Written request:
Find how many lines contain "Зелено" and state only that number.

* Start The data *

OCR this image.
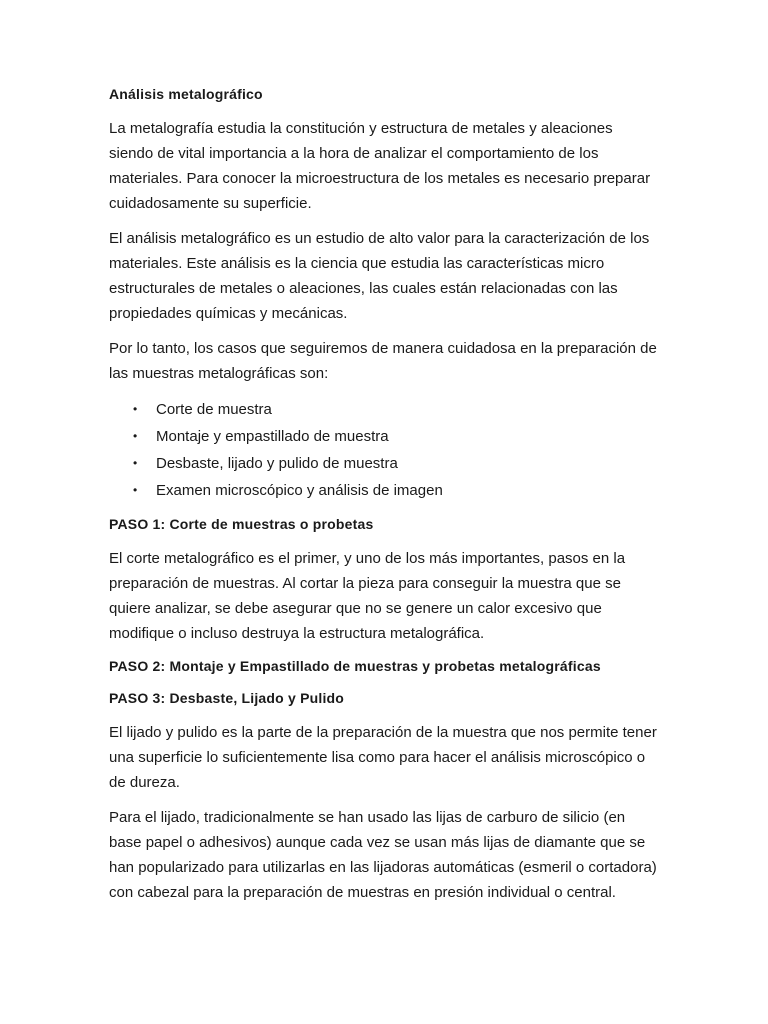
Análisis metalográfico

La metalografía estudia la constitución y estructura de metales y aleaciones siendo de vital importancia a la hora de analizar el comportamiento de los materiales. Para conocer la microestructura de los metales es necesario preparar cuidadosamente su superficie.

El análisis metalográfico es un estudio de alto valor para la caracterización de los materiales. Este análisis es la ciencia que estudia las características micro estructurales de metales o aleaciones, las cuales están relacionadas con las propiedades químicas y mecánicas.

Por lo tanto, los casos que seguiremos de manera cuidadosa en la preparación de las muestras metalográficas son:

• Corte de muestra
• Montaje y empastillado de muestra
• Desbaste, lijado y pulido de muestra
• Examen microscópico y análisis de imagen
PASO 1: Corte de muestras o probetas

El corte metalográfico es el primer, y uno de los más importantes, pasos en la preparación de muestras. Al cortar la pieza para conseguir la muestra que se quiere analizar, se debe asegurar que no se genere un calor excesivo que modifique o incluso destruya la estructura metalográfica.

PASO 2: Montaje y Empastillado de muestras y probetas metalográficas
PASO 3: Desbaste, Lijado y Pulido

El lijado y pulido es la parte de la preparación de la muestra que nos permite tener una superficie lo suficientemente lisa como para hacer el análisis microscópico o de dureza.

Para el lijado, tradicionalmente se han usado las lijas de carburo de silicio (en base papel o adhesivos) aunque cada vez se usan más lijas de diamante que se han popularizado para utilizarlas en las lijadoras automáticas (esmeril o cortadora) con cabezal para la preparación de muestras en presión individual o central.
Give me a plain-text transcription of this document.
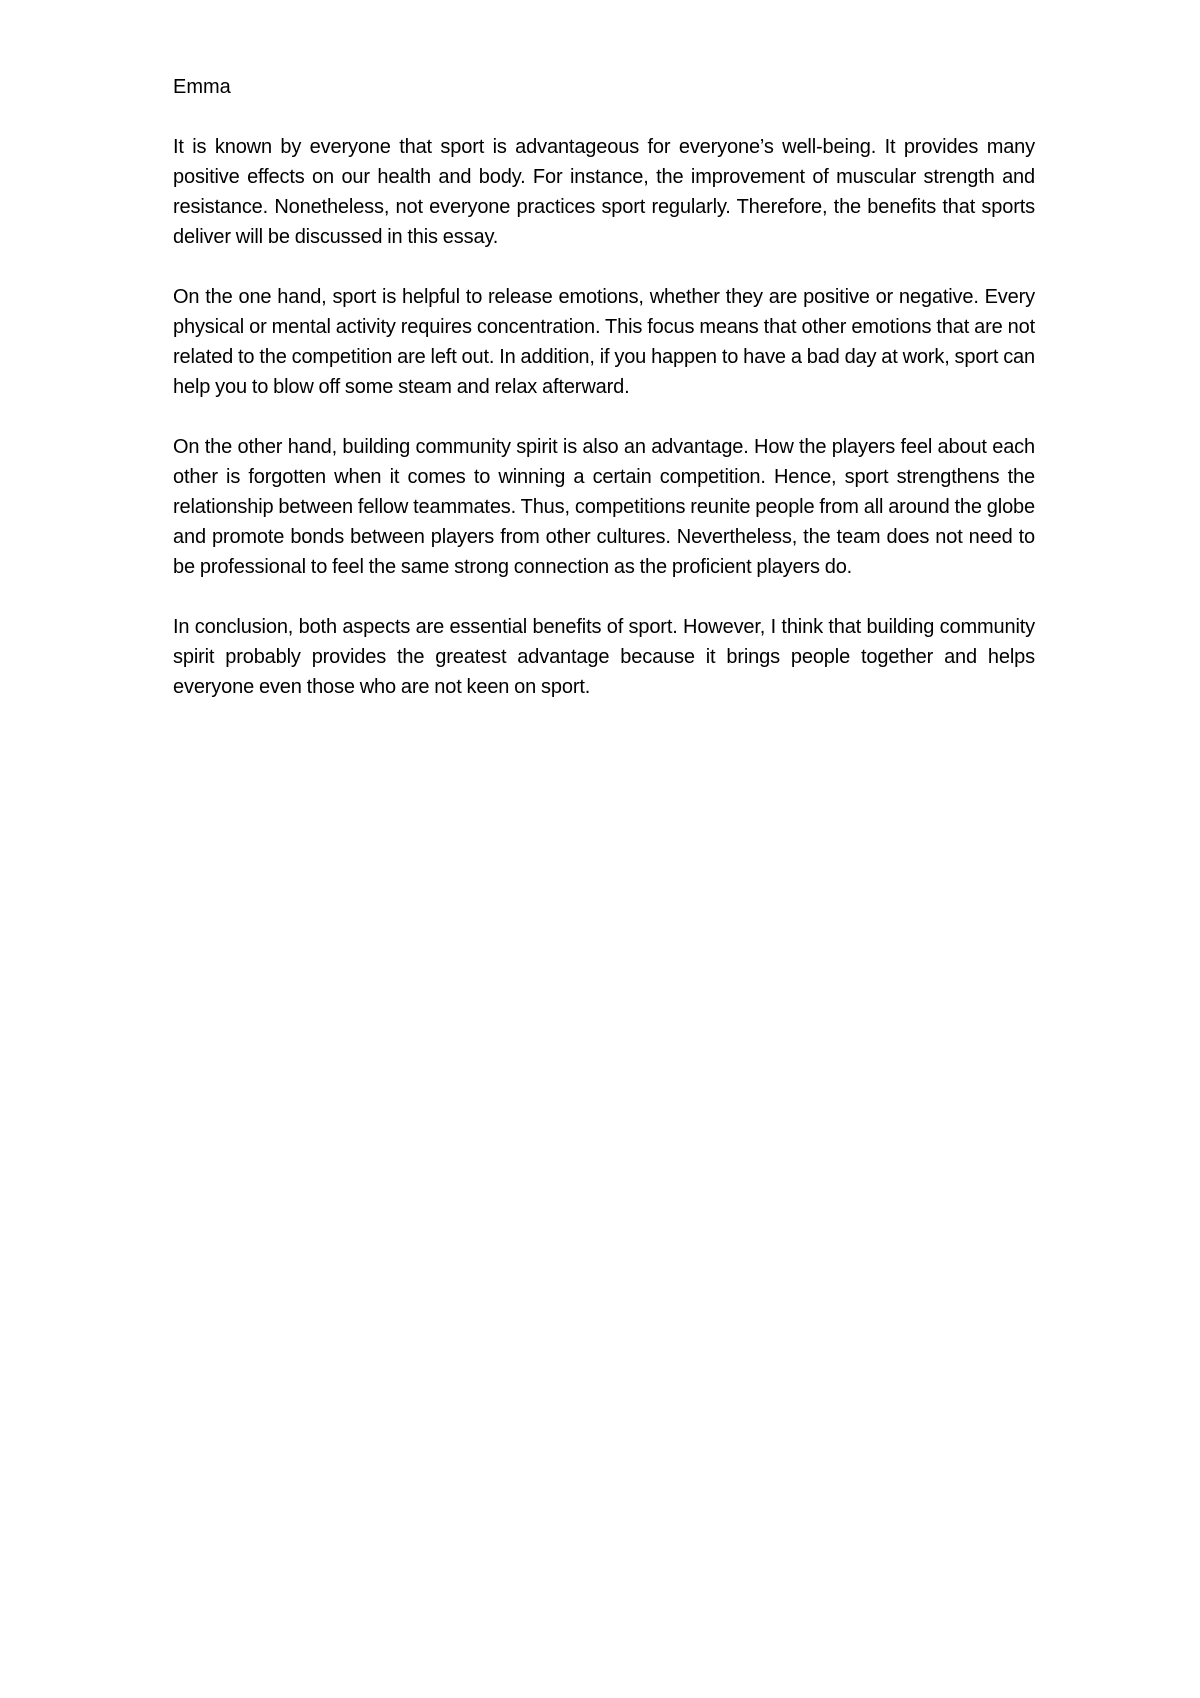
Emma

It is known by everyone that sport is advantageous for everyone’s well-being. It provides many positive effects on our health and body. For instance, the improvement of muscular strength and resistance. Nonetheless, not everyone practices sport regularly. Therefore, the benefits that sports deliver will be discussed in this essay.

On the one hand, sport is helpful to release emotions, whether they are positive or negative. Every physical or mental activity requires concentration. This focus means that other emotions that are not related to the competition are left out. In addition, if you happen to have a bad day at work, sport can help you to blow off some steam and relax afterward.

On the other hand, building community spirit is also an advantage. How the players feel about each other is forgotten when it comes to winning a certain competition. Hence, sport strengthens the relationship between fellow teammates. Thus, competitions reunite people from all around the globe and promote bonds between players from other cultures. Nevertheless, the team does not need to be professional to feel the same strong connection as the proficient players do.

In conclusion, both aspects are essential benefits of sport. However, I think that building community spirit probably provides the greatest advantage because it brings people together and helps everyone even those who are not keen on sport.
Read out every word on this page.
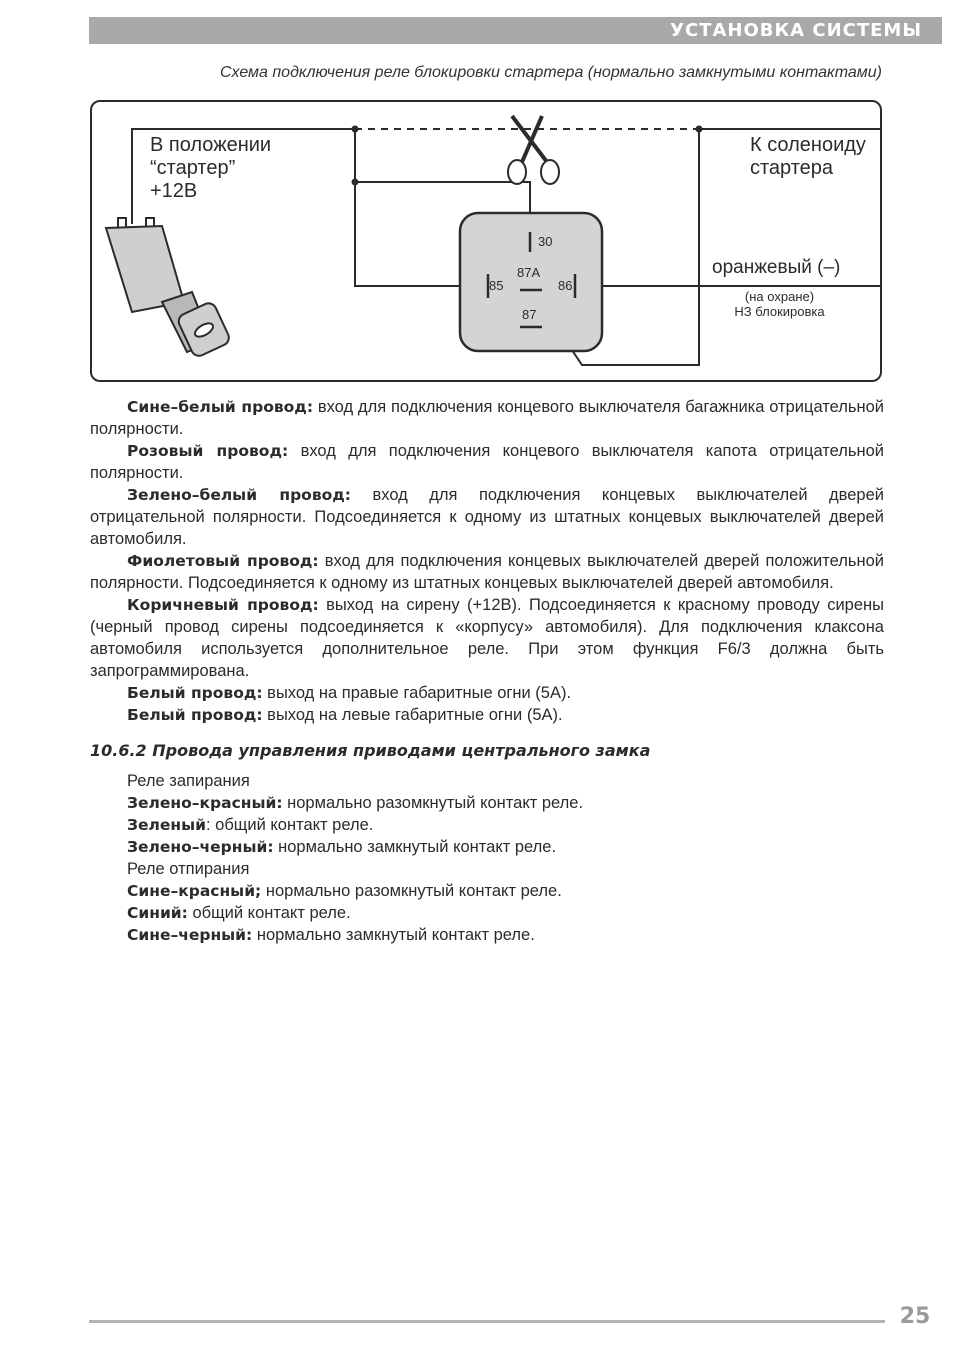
УСТАНОВКА СИСТЕМЫ
Схема подключения реле блокировки стартера (нормально замкнутыми контактами)
В положении
“стартер”
+12В
К соленоиду
стартера
30
85
87A
86
87
оранжевый (–)
(на охране)
НЗ блокировка

Сине–белый провод: вход для подключения концевого выключателя багажника отрицательной полярности.

Розовый провод: вход для подключения концевого выключателя капота отрицательной полярности.

Зелено–белый провод: вход для подключения концевых выключателей дверей отрицательной полярности. Подсоединяется к одному из штатных концевых выключателей дверей автомобиля.

Фиолетовый провод: вход для подключения концевых выключателей дверей положительной полярности. Подсоединяется к одному из штатных концевых выключателей дверей автомобиля.

Коричневый провод: выход на сирену (+12В). Подсоединяется к красному проводу сирены (черный провод сирены подсоединяется к «корпусу» автомобиля). Для подключения клаксона автомобиля используется дополнительное реле. При этом функция F6/3 должна быть запрограммирована.

Белый провод: выход на правые габаритные огни (5А).

Белый провод: выход на левые габаритные огни (5А).

10.6.2 Провода управления приводами центрального замка

Реле запирания

Зелено–красный: нормально разомкнутый контакт реле.

Зеленый: общий контакт реле.

Зелено–черный: нормально замкнутый контакт реле.

Реле отпирания

Сине–красный; нормально разомкнутый контакт реле.

Синий: общий контакт реле.

Сине–черный: нормально замкнутый контакт реле.

25
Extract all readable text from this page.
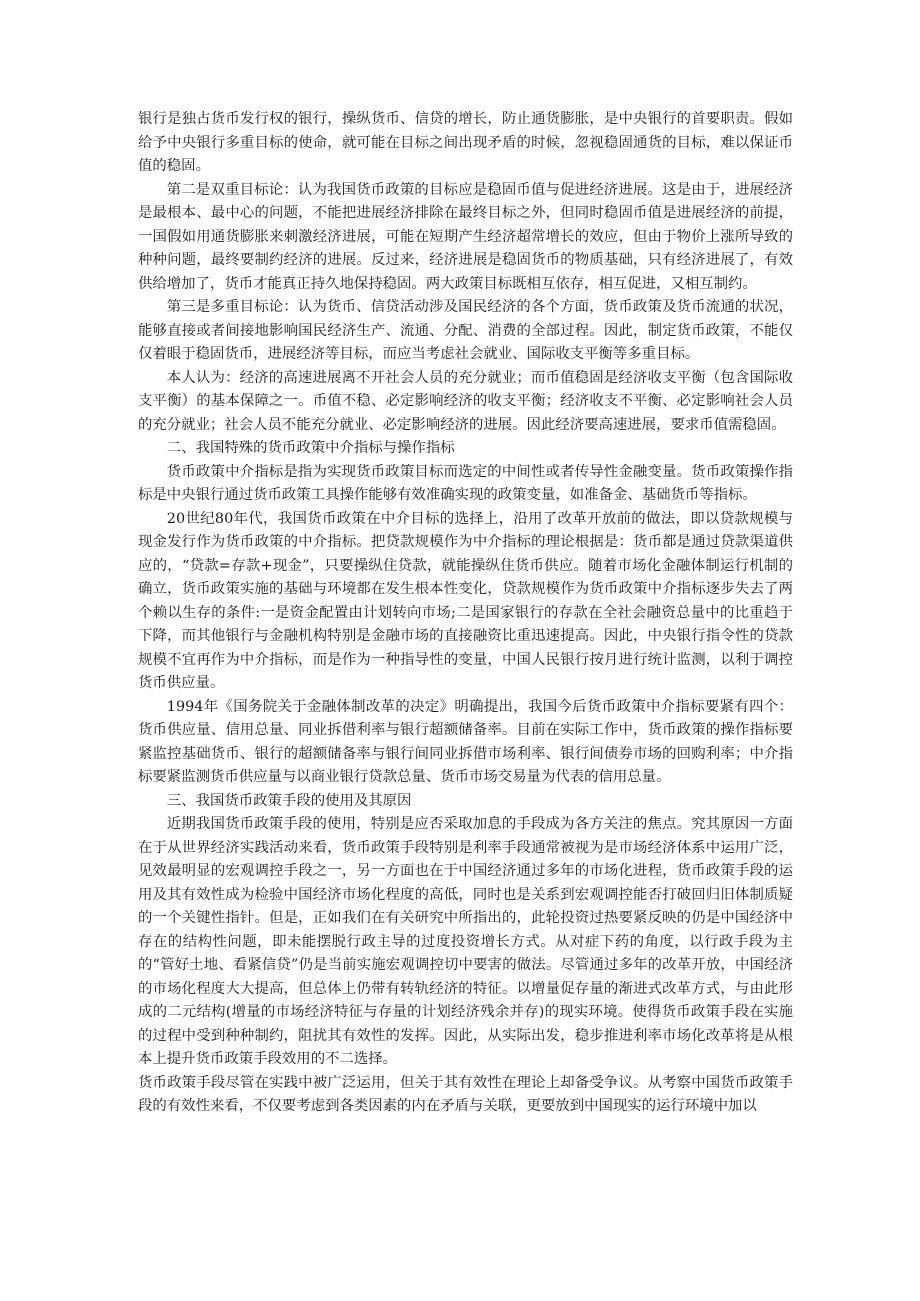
银行是独占货币发行权的银行，操纵货币、信贷的增长，防止通货膨胀，是中央银行的首要职责。假如给予中央银行多重目标的使命，就可能在目标之间出现矛盾的时候，忽视稳固通货的目标，难以保证币值的稳固。

第二是双重目标论：认为我国货币政策的目标应是稳固币值与促进经济进展。这是由于，进展经济是最根本、最中心的问题，不能把进展经济排除在最终目标之外，但同时稳固币值是进展经济的前提，一国假如用通货膨胀来刺激经济进展，可能在短期产生经济超常增长的效应，但由于物价上涨所导致的种种问题，最终要制约经济的进展。反过来，经济进展是稳固货币的物质基础，只有经济进展了，有效供给增加了，货币才能真正持久地保持稳固。两大政策目标既相互依存，相互促进，又相互制约。

第三是多重目标论：认为货币、信贷活动涉及国民经济的各个方面，货币政策及货币流通的状况，能够直接或者间接地影响国民经济生产、流通、分配、消费的全部过程。因此，制定货币政策，不能仅仅着眼于稳固货币，进展经济等目标，而应当考虑社会就业、国际收支平衡等多重目标。

本人认为：经济的高速进展离不开社会人员的充分就业；而币值稳固是经济收支平衡（包含国际收支平衡）的基本保障之一。币值不稳、必定影响经济的收支平衡；经济收支不平衡、必定影响社会人员的充分就业；社会人员不能充分就业、必定影响经济的进展。因此经济要高速进展，要求币值需稳固。

二、我国特殊的货币政策中介指标与操作指标

货币政策中介指标是指为实现货币政策目标而选定的中间性或者传导性金融变量。货币政策操作指标是中央银行通过货币政策工具操作能够有效准确实现的政策变量，如准备金、基础货币等指标。

20世纪80年代，我国货币政策在中介目标的选择上，沿用了改革开放前的做法，即以贷款规模与现金发行作为货币政策的中介指标。把贷款规模作为中介指标的理论根据是：货币都是通过贷款渠道供应的，“贷款=存款+现金”，只要操纵住贷款，就能操纵住货币供应。随着市场化金融体制运行机制的确立，货币政策实施的基础与环境都在发生根本性变化，贷款规模作为货币政策中介指标逐步失去了两个赖以生存的条件:一是资金配置由计划转向市场;二是国家银行的存款在全社会融资总量中的比重趋于下降，而其他银行与金融机构特别是金融市场的直接融资比重迅速提高。因此，中央银行指令性的贷款规模不宜再作为中介指标，而是作为一种指导性的变量，中国人民银行按月进行统计监测，以利于调控货币供应量。

1994年《国务院关于金融体制改革的决定》明确提出，我国今后货币政策中介指标要紧有四个：货币供应量、信用总量、同业拆借利率与银行超额储备率。目前在实际工作中，货币政策的操作指标要紧监控基础货币、银行的超额储备率与银行间同业拆借市场利率、银行间债券市场的回购利率；中介指标要紧监测货币供应量与以商业银行贷款总量、货币市场交易量为代表的信用总量。

三、我国货币政策手段的使用及其原因

近期我国货币政策手段的使用，特别是应否采取加息的手段成为各方关注的焦点。究其原因一方面在于从世界经济实践活动来看，货币政策手段特别是利率手段通常被视为是市场经济体系中运用广泛，见效最明显的宏观调控手段之一，另一方面也在于中国经济通过多年的市场化进程，货币政策手段的运用及其有效性成为检验中国经济市场化程度的高低，同时也是关系到宏观调控能否打破回归旧体制质疑的一个关键性指针。但是，正如我们在有关研究中所指出的，此轮投资过热要紧反映的仍是中国经济中存在的结构性问题，即未能摆脱行政主导的过度投资增长方式。从对症下药的角度，以行政手段为主的“管好土地、看紧信贷”仍是当前实施宏观调控切中要害的做法。尽管通过多年的改革开放，中国经济的市场化程度大大提高，但总体上仍带有转轨经济的特征。以增量促存量的渐进式改革方式，与由此形成的二元结构(增量的市场经济特征与存量的计划经济残余并存)的现实环境。使得货币政策手段在实施的过程中受到种种制约，阻扰其有效性的发挥。因此，从实际出发，稳步推进利率市场化改革将是从根本上提升货币政策手段效用的不二选择。

货币政策手段尽管在实践中被广泛运用，但关于其有效性在理论上却备受争议。从考察中国货币政策手段的有效性来看，不仅要考虑到各类因素的内在矛盾与关联，更要放到中国现实的运行环境中加以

* End The data *

Result:
3